EXERCISE INPUTS
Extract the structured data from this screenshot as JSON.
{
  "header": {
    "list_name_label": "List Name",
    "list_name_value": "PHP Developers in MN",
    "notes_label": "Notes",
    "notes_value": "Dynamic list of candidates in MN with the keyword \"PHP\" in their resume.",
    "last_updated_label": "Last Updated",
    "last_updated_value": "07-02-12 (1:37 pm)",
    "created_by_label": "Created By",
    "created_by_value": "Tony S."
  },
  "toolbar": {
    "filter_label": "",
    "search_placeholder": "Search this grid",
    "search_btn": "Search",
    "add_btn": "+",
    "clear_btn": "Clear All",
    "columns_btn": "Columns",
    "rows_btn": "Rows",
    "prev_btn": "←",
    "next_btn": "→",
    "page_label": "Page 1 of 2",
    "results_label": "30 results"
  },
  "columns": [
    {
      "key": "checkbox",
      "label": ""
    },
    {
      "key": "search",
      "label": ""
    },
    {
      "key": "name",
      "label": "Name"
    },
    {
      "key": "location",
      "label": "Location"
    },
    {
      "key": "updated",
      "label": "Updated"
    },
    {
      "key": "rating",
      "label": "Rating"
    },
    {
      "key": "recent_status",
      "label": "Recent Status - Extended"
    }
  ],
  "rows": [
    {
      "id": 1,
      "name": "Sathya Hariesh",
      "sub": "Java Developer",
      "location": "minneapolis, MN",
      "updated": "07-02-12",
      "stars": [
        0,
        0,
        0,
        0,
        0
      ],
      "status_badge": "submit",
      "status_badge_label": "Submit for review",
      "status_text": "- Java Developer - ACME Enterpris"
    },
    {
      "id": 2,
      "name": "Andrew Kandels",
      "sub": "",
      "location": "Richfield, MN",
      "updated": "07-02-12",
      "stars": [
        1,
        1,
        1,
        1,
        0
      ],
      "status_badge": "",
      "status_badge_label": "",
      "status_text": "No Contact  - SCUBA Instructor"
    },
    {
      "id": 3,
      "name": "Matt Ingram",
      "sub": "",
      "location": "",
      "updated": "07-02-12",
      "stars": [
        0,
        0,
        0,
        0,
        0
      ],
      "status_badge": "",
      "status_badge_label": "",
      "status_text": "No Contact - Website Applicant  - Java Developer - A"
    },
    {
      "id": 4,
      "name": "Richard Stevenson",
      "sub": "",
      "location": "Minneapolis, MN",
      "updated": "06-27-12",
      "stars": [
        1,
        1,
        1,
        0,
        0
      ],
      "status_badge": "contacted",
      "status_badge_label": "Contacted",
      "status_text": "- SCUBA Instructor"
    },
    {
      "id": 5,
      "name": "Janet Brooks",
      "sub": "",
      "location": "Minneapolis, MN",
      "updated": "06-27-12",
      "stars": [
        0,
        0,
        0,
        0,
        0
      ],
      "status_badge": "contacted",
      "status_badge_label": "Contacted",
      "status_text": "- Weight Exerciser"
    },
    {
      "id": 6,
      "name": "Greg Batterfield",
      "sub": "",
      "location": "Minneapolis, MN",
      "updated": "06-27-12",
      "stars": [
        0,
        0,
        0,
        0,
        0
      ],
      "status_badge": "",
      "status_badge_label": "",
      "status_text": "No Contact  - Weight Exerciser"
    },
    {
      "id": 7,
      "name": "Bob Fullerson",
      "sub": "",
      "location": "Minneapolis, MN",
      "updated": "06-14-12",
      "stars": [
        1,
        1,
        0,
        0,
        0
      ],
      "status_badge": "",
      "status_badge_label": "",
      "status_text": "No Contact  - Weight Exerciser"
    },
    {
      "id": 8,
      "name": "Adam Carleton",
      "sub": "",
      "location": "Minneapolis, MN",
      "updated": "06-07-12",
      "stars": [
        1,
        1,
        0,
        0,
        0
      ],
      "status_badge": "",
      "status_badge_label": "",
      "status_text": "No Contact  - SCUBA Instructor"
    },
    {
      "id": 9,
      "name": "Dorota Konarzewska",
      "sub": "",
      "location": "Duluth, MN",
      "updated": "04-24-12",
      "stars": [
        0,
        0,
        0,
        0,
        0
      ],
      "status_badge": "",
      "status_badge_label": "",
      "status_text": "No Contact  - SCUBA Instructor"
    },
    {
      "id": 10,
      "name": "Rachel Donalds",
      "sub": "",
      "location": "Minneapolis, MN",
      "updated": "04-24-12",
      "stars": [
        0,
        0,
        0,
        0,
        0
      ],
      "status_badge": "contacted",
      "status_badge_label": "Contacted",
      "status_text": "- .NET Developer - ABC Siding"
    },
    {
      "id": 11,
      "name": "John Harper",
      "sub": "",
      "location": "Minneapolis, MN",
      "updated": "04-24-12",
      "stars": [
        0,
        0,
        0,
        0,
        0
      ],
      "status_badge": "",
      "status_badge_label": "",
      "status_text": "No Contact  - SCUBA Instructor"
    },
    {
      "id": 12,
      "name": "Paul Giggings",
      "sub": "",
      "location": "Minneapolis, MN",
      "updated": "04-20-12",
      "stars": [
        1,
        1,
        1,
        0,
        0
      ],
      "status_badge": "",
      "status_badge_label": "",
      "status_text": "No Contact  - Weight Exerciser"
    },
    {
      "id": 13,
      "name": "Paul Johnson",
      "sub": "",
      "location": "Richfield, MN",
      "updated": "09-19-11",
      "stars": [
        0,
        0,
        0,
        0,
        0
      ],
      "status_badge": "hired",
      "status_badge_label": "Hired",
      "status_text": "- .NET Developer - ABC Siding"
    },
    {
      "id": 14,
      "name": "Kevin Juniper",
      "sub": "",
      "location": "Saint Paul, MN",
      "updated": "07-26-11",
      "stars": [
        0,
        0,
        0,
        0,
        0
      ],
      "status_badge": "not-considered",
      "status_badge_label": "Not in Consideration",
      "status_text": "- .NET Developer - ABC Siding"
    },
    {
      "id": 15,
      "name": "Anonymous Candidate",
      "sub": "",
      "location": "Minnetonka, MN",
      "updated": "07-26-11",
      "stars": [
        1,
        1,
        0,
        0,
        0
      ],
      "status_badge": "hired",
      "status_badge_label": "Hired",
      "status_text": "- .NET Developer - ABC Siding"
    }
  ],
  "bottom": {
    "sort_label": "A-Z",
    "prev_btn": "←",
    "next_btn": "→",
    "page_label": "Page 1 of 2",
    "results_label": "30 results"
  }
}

TO DO
From the preceding material, extract every line exactly.

RESULT
Extract the structured data from this screenshot as JSON.
{
  "header": {
    "list_name_label": "List Name",
    "list_name_value": "PHP Developers in MN",
    "notes_label": "Notes",
    "notes_value": "Dynamic list of candidates in MN with the keyword \"PHP\" in their resume.",
    "last_updated_label": "Last Updated",
    "last_updated_value": "07-02-12 (1:37 pm)",
    "created_by_label": "Created By",
    "created_by_value": "Tony S."
  },
  "toolbar": {
    "filter_label": "",
    "search_placeholder": "Search this grid",
    "search_btn": "Search",
    "add_btn": "+",
    "clear_btn": "Clear All",
    "columns_btn": "Columns",
    "rows_btn": "Rows",
    "prev_btn": "←",
    "next_btn": "→",
    "page_label": "Page 1 of 2",
    "results_label": "30 results"
  },
  "columns": [
    {
      "key": "checkbox",
      "label": ""
    },
    {
      "key": "search",
      "label": ""
    },
    {
      "key": "name",
      "label": "Name"
    },
    {
      "key": "location",
      "label": "Location"
    },
    {
      "key": "updated",
      "label": "Updated"
    },
    {
      "key": "rating",
      "label": "Rating"
    },
    {
      "key": "recent_status",
      "label": "Recent Status - Extended"
    }
  ],
  "rows": [
    {
      "id": 1,
      "name": "Sathya Hariesh",
      "sub": "Java Developer",
      "location": "minneapolis, MN",
      "updated": "07-02-12",
      "stars": [
        0,
        0,
        0,
        0,
        0
      ],
      "status_badge": "submit",
      "status_badge_label": "Submit for review",
      "status_text": "- Java Developer - ACME Enterpris"
    },
    {
      "id": 2,
      "name": "Andrew Kandels",
      "sub": "",
      "location": "Richfield, MN",
      "updated": "07-02-12",
      "stars": [
        1,
        1,
        1,
        1,
        0
      ],
      "status_badge": "",
      "status_badge_label": "",
      "status_text": "No Contact  - SCUBA Instructor"
    },
    {
      "id": 3,
      "name": "Matt Ingram",
      "sub": "",
      "location": "",
      "updated": "07-02-12",
      "stars": [
        0,
        0,
        0,
        0,
        0
      ],
      "status_badge": "",
      "status_badge_label": "",
      "status_text": "No Contact - Website Applicant  - Java Developer - A"
    },
    {
      "id": 4,
      "name": "Richard Stevenson",
      "sub": "",
      "location": "Minneapolis, MN",
      "updated": "06-27-12",
      "stars": [
        1,
        1,
        1,
        0,
        0
      ],
      "status_badge": "contacted",
      "status_badge_label": "Contacted",
      "status_text": "- SCUBA Instructor"
    },
    {
      "id": 5,
      "name": "Janet Brooks",
      "sub": "",
      "location": "Minneapolis, MN",
      "updated": "06-27-12",
      "stars": [
        0,
        0,
        0,
        0,
        0
      ],
      "status_badge": "contacted",
      "status_badge_label": "Contacted",
      "status_text": "- Weight Exerciser"
    },
    {
      "id": 6,
      "name": "Greg Batterfield",
      "sub": "",
      "location": "Minneapolis, MN",
      "updated": "06-27-12",
      "stars": [
        0,
        0,
        0,
        0,
        0
      ],
      "status_badge": "",
      "status_badge_label": "",
      "status_text": "No Contact  - Weight Exerciser"
    },
    {
      "id": 7,
      "name": "Bob Fullerson",
      "sub": "",
      "location": "Minneapolis, MN",
      "updated": "06-14-12",
      "stars": [
        1,
        1,
        0,
        0,
        0
      ],
      "status_badge": "",
      "status_badge_label": "",
      "status_text": "No Contact  - Weight Exerciser"
    },
    {
      "id": 8,
      "name": "Adam Carleton",
      "sub": "",
      "location": "Minneapolis, MN",
      "updated": "06-07-12",
      "stars": [
        1,
        1,
        0,
        0,
        0
      ],
      "status_badge": "",
      "status_badge_label": "",
      "status_text": "No Contact  - SCUBA Instructor"
    },
    {
      "id": 9,
      "name": "Dorota Konarzewska",
      "sub": "",
      "location": "Duluth, MN",
      "updated": "04-24-12",
      "stars": [
        0,
        0,
        0,
        0,
        0
      ],
      "status_badge": "",
      "status_badge_label": "",
      "status_text": "No Contact  - SCUBA Instructor"
    },
    {
      "id": 10,
      "name": "Rachel Donalds",
      "sub": "",
      "location": "Minneapolis, MN",
      "updated": "04-24-12",
      "stars": [
        0,
        0,
        0,
        0,
        0
      ],
      "status_badge": "contacted",
      "status_badge_label": "Contacted",
      "status_text": "- .NET Developer - ABC Siding"
    },
    {
      "id": 11,
      "name": "John Harper",
      "sub": "",
      "location": "Minneapolis, MN",
      "updated": "04-24-12",
      "stars": [
        0,
        0,
        0,
        0,
        0
      ],
      "status_badge": "",
      "status_badge_label": "",
      "status_text": "No Contact  - SCUBA Instructor"
    },
    {
      "id": 12,
      "name": "Paul Giggings",
      "sub": "",
      "location": "Minneapolis, MN",
      "updated": "04-20-12",
      "stars": [
        1,
        1,
        1,
        0,
        0
      ],
      "status_badge": "",
      "status_badge_label": "",
      "status_text": "No Contact  - Weight Exerciser"
    },
    {
      "id": 13,
      "name": "Paul Johnson",
      "sub": "",
      "location": "Richfield, MN",
      "updated": "09-19-11",
      "stars": [
        0,
        0,
        0,
        0,
        0
      ],
      "status_badge": "hired",
      "status_badge_label": "Hired",
      "status_text": "- .NET Developer - ABC Siding"
    },
    {
      "id": 14,
      "name": "Kevin Juniper",
      "sub": "",
      "location": "Saint Paul, MN",
      "updated": "07-26-11",
      "stars": [
        0,
        0,
        0,
        0,
        0
      ],
      "status_badge": "not-considered",
      "status_badge_label": "Not in Consideration",
      "status_text": "- .NET Developer - ABC Siding"
    },
    {
      "id": 15,
      "name": "Anonymous Candidate",
      "sub": "",
      "location": "Minnetonka, MN",
      "updated": "07-26-11",
      "stars": [
        1,
        1,
        0,
        0,
        0
      ],
      "status_badge": "hired",
      "status_badge_label": "Hired",
      "status_text": "- .NET Developer - ABC Siding"
    }
  ],
  "bottom": {
    "sort_label": "A-Z",
    "prev_btn": "←",
    "next_btn": "→",
    "page_label": "Page 1 of 2",
    "results_label": "30 results"
  }
}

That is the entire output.